## DATA SHOWN
☆ ☆ ☆

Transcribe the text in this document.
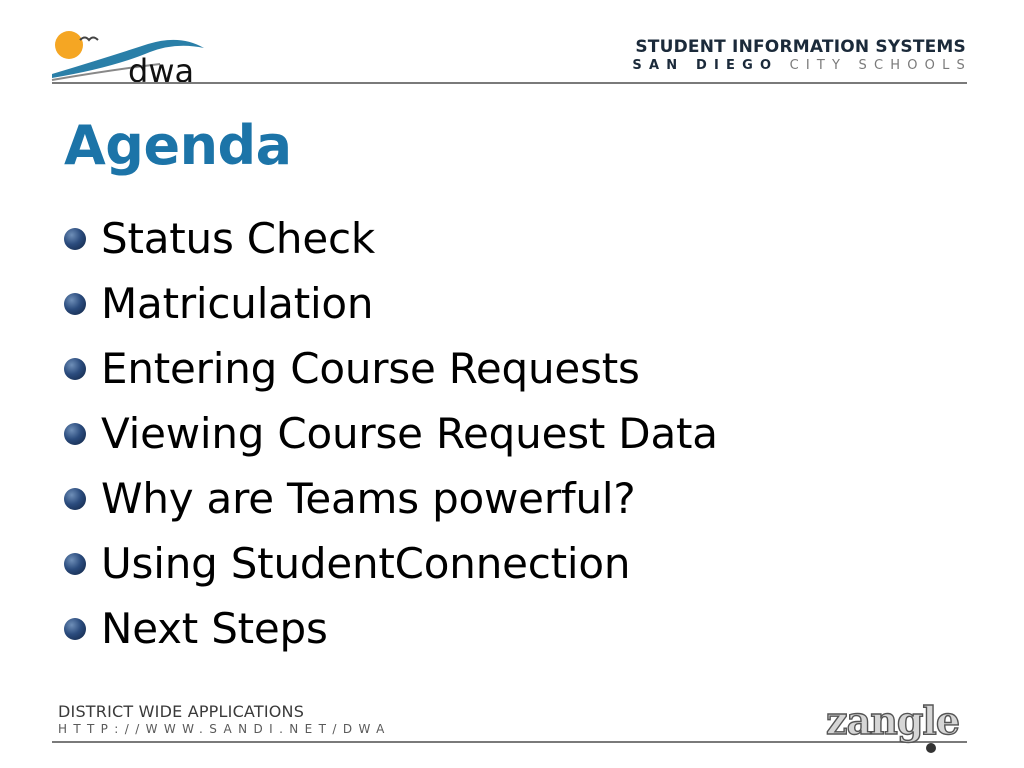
dwa
STUDENT INFORMATION SYSTEMS
SAN DIEGO CITY SCHOOLS
Agenda
Status Check
Matriculation
Entering Course Requests
Viewing Course Request Data
Why are Teams powerful?
Using StudentConnection
Next Steps
DISTRICT WIDE APPLICATIONS
HTTP://WWW.SANDI.NET/DWA	zangle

☆ ☆ ☆

## WRITTEN REQUEST
Reproduce the material word for word. Any pictures should be left out of the copy.

## ANSWER FOR THE TASK
Transcribe the text in this document.
dwa
STUDENT INFORMATION SYSTEMS
SAN DIEGO CITY SCHOOLS
Agenda
Status Check
Matriculation
Entering Course Requests
Viewing Course Request Data
Why are Teams powerful?
Using StudentConnection
Next Steps
DISTRICT WIDE APPLICATIONS
HTTP://WWW.SANDI.NET/DWA	zangle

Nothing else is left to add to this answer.